TASK INSTRUCTIONS: Arrange every line of the listing below as a numbered list, leaving out any blank lines.

INPUT:
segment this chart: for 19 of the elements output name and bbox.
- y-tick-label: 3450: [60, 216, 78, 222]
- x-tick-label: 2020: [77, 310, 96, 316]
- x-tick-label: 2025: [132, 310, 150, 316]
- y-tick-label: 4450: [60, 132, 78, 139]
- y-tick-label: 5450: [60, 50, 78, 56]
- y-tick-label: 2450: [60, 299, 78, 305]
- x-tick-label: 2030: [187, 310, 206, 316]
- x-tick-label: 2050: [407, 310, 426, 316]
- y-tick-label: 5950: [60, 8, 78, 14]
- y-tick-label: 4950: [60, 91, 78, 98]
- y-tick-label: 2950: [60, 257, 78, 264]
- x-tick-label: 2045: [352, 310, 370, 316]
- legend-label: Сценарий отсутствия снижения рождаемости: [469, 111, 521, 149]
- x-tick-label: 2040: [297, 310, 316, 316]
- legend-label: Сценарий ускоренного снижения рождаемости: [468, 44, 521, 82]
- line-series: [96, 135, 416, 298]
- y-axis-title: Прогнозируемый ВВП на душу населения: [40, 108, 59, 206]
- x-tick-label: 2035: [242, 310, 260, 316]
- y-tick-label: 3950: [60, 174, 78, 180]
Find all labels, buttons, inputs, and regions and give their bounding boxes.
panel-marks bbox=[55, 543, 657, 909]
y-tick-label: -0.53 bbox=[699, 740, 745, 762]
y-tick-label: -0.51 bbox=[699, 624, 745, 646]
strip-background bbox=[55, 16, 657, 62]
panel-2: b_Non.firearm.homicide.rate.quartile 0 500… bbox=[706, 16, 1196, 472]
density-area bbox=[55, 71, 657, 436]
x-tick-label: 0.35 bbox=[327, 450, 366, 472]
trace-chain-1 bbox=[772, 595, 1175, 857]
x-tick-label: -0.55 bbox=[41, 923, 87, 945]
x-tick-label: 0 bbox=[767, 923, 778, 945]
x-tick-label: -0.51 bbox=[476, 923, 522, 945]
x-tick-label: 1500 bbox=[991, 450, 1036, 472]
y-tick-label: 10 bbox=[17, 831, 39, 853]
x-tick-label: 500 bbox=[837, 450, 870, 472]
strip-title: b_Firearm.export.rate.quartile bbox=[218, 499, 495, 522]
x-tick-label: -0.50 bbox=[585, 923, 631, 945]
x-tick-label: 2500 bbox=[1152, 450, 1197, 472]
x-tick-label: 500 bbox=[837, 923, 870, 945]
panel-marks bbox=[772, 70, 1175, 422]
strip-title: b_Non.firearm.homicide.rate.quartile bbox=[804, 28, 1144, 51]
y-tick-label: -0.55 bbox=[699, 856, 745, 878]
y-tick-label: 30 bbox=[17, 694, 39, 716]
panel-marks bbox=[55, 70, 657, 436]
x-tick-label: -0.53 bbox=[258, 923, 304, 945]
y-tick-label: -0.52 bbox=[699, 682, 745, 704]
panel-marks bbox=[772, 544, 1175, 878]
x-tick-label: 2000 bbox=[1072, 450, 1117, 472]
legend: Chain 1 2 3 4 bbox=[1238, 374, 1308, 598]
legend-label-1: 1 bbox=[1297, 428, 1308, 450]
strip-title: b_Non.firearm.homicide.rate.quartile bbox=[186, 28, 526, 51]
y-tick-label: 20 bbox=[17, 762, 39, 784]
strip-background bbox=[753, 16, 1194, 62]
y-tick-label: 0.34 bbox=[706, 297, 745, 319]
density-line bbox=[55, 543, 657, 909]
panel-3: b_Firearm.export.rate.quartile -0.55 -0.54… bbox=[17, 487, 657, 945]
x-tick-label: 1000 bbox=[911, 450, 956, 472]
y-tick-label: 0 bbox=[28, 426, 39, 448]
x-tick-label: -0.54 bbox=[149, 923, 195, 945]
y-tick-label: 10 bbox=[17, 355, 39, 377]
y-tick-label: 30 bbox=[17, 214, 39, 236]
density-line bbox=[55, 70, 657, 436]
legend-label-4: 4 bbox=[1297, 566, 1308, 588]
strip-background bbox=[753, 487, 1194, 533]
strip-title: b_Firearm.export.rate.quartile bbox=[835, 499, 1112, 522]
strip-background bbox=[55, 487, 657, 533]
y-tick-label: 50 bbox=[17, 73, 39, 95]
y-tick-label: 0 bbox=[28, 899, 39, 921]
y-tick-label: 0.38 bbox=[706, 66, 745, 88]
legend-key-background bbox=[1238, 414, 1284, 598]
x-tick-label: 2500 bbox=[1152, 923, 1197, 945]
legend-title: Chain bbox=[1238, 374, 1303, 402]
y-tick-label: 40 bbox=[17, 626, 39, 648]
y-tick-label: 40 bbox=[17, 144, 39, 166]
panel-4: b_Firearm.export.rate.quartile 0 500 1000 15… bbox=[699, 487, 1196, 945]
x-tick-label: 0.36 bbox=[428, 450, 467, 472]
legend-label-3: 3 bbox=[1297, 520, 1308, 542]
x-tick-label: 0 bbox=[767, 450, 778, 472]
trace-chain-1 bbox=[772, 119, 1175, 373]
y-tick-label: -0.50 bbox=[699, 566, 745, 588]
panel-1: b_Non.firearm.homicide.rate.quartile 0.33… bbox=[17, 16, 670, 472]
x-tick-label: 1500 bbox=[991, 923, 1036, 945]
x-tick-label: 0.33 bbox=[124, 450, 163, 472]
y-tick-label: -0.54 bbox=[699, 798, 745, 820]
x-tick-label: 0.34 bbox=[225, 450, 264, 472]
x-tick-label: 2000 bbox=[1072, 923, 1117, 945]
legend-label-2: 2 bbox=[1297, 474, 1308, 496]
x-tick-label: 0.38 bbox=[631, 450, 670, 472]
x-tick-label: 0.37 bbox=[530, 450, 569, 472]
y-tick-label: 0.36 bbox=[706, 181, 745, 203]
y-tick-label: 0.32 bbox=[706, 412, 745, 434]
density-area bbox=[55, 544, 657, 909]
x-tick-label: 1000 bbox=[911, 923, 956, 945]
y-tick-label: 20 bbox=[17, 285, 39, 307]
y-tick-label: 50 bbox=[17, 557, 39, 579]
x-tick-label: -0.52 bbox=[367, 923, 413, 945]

FULL ANSWER:
1. segment this chart: for 19 of the elements output name and bbox.
2. - y-tick-label: 3450: [60, 216, 78, 222]
3. - x-tick-label: 2020: [77, 310, 96, 316]
4. - x-tick-label: 2025: [132, 310, 150, 316]
5. - y-tick-label: 4450: [60, 132, 78, 139]
6. - y-tick-label: 5450: [60, 50, 78, 56]
7. - y-tick-label: 2450: [60, 299, 78, 305]
8. - x-tick-label: 2030: [187, 310, 206, 316]
9. - x-tick-label: 2050: [407, 310, 426, 316]
10. - y-tick-label: 5950: [60, 8, 78, 14]
11. - y-tick-label: 4950: [60, 91, 78, 98]
12. - y-tick-label: 2950: [60, 257, 78, 264]
13. - x-tick-label: 2045: [352, 310, 370, 316]
14. - legend-label: Сценарий отсутствия снижения рождаемости: [469, 111, 521, 149]
15. - x-tick-label: 2040: [297, 310, 316, 316]
16. - legend-label: Сценарий ускоренного снижения рождаемости: [468, 44, 521, 82]
17. - line-series: [96, 135, 416, 298]
18. - y-axis-title: Прогнозируемый ВВП на душу населения: [40, 108, 59, 206]
19. - x-tick-label: 2035: [242, 310, 260, 316]
20. - y-tick-label: 3950: [60, 174, 78, 180]
21. Find all labels, buttons, inputs, and regions and give their bounding boxes.
22. panel-marks bbox=[55, 543, 657, 909]
23. y-tick-label: -0.53 bbox=[699, 740, 745, 762]
24. y-tick-label: -0.51 bbox=[699, 624, 745, 646]
25. strip-background bbox=[55, 16, 657, 62]
26. panel-2: b_Non.firearm.homicide.rate.quartile 0 500… bbox=[706, 16, 1196, 472]
27. density-area bbox=[55, 71, 657, 436]
28. x-tick-label: 0.35 bbox=[327, 450, 366, 472]
29. trace-chain-1 bbox=[772, 595, 1175, 857]
30. x-tick-label: -0.55 bbox=[41, 923, 87, 945]
31. x-tick-label: 0 bbox=[767, 923, 778, 945]
32. x-tick-label: -0.51 bbox=[476, 923, 522, 945]
33. x-tick-label: 1500 bbox=[991, 450, 1036, 472]
34. y-tick-label: 10 bbox=[17, 831, 39, 853]
35. x-tick-label: 500 bbox=[837, 450, 870, 472]
36. strip-title: b_Firearm.export.rate.quartile bbox=[218, 499, 495, 522]
37. x-tick-label: -0.50 bbox=[585, 923, 631, 945]
38. x-tick-label: 2500 bbox=[1152, 450, 1197, 472]
39. x-tick-label: 500 bbox=[837, 923, 870, 945]
40. panel-marks bbox=[772, 70, 1175, 422]
41. strip-title: b_Non.firearm.homicide.rate.quartile bbox=[804, 28, 1144, 51]
42. y-tick-label: -0.55 bbox=[699, 856, 745, 878]
43. y-tick-label: 30 bbox=[17, 694, 39, 716]
44. panel-marks bbox=[55, 70, 657, 436]
45. x-tick-label: -0.53 bbox=[258, 923, 304, 945]
46. y-tick-label: -0.52 bbox=[699, 682, 745, 704]
47. panel-marks bbox=[772, 544, 1175, 878]
48. x-tick-label: 2000 bbox=[1072, 450, 1117, 472]
49. legend: Chain 1 2 3 4 bbox=[1238, 374, 1308, 598]
50. legend-label-1: 1 bbox=[1297, 428, 1308, 450]
51. strip-title: b_Non.firearm.homicide.rate.quartile bbox=[186, 28, 526, 51]
52. y-tick-label: 20 bbox=[17, 762, 39, 784]
53. strip-background bbox=[753, 16, 1194, 62]
54. y-tick-label: 0.34 bbox=[706, 297, 745, 319]
55. density-line bbox=[55, 543, 657, 909]
56. panel-3: b_Firearm.export.rate.quartile -0.55 -0.54… bbox=[17, 487, 657, 945]
57. x-tick-label: 1000 bbox=[911, 450, 956, 472]
58. y-tick-label: 0 bbox=[28, 426, 39, 448]
59. x-tick-label: -0.54 bbox=[149, 923, 195, 945]
60. y-tick-label: 10 bbox=[17, 355, 39, 377]
61. y-tick-label: 30 bbox=[17, 214, 39, 236]
62. density-line bbox=[55, 70, 657, 436]
63. legend-label-4: 4 bbox=[1297, 566, 1308, 588]
64. strip-background bbox=[753, 487, 1194, 533]
65. strip-title: b_Firearm.export.rate.quartile bbox=[835, 499, 1112, 522]
66. strip-background bbox=[55, 487, 657, 533]
67. y-tick-label: 50 bbox=[17, 73, 39, 95]
68. y-tick-label: 0 bbox=[28, 899, 39, 921]
69. y-tick-label: 0.38 bbox=[706, 66, 745, 88]
70. legend-key-background bbox=[1238, 414, 1284, 598]
71. x-tick-label: 2500 bbox=[1152, 923, 1197, 945]
72. legend-title: Chain bbox=[1238, 374, 1303, 402]
73. y-tick-label: 40 bbox=[17, 626, 39, 648]
74. y-tick-label: 40 bbox=[17, 144, 39, 166]
75. panel-4: b_Firearm.export.rate.quartile 0 500 1000 15… bbox=[699, 487, 1196, 945]
76. x-tick-label: 0.36 bbox=[428, 450, 467, 472]
77. legend-label-3: 3 bbox=[1297, 520, 1308, 542]
78. x-tick-label: 0 bbox=[767, 450, 778, 472]
79. trace-chain-1 bbox=[772, 119, 1175, 373]
80. y-tick-label: -0.50 bbox=[699, 566, 745, 588]
81. panel-1: b_Non.firearm.homicide.rate.quartile 0.33… bbox=[17, 16, 670, 472]
82. x-tick-label: 1500 bbox=[991, 923, 1036, 945]
83. x-tick-label: 0.33 bbox=[124, 450, 163, 472]
84. y-tick-label: -0.54 bbox=[699, 798, 745, 820]
85. x-tick-label: 0.34 bbox=[225, 450, 264, 472]
86. x-tick-label: 2000 bbox=[1072, 923, 1117, 945]
87. legend-label-2: 2 bbox=[1297, 474, 1308, 496]
88. x-tick-label: 0.38 bbox=[631, 450, 670, 472]
89. x-tick-label: 0.37 bbox=[530, 450, 569, 472]
90. y-tick-label: 0.36 bbox=[706, 181, 745, 203]
91. y-tick-label: 0.32 bbox=[706, 412, 745, 434]
92. density-area bbox=[55, 544, 657, 909]
93. x-tick-label: 1000 bbox=[911, 923, 956, 945]
94. y-tick-label: 20 bbox=[17, 285, 39, 307]
95. y-tick-label: 50 bbox=[17, 557, 39, 579]
96. x-tick-label: -0.52 bbox=[367, 923, 413, 945]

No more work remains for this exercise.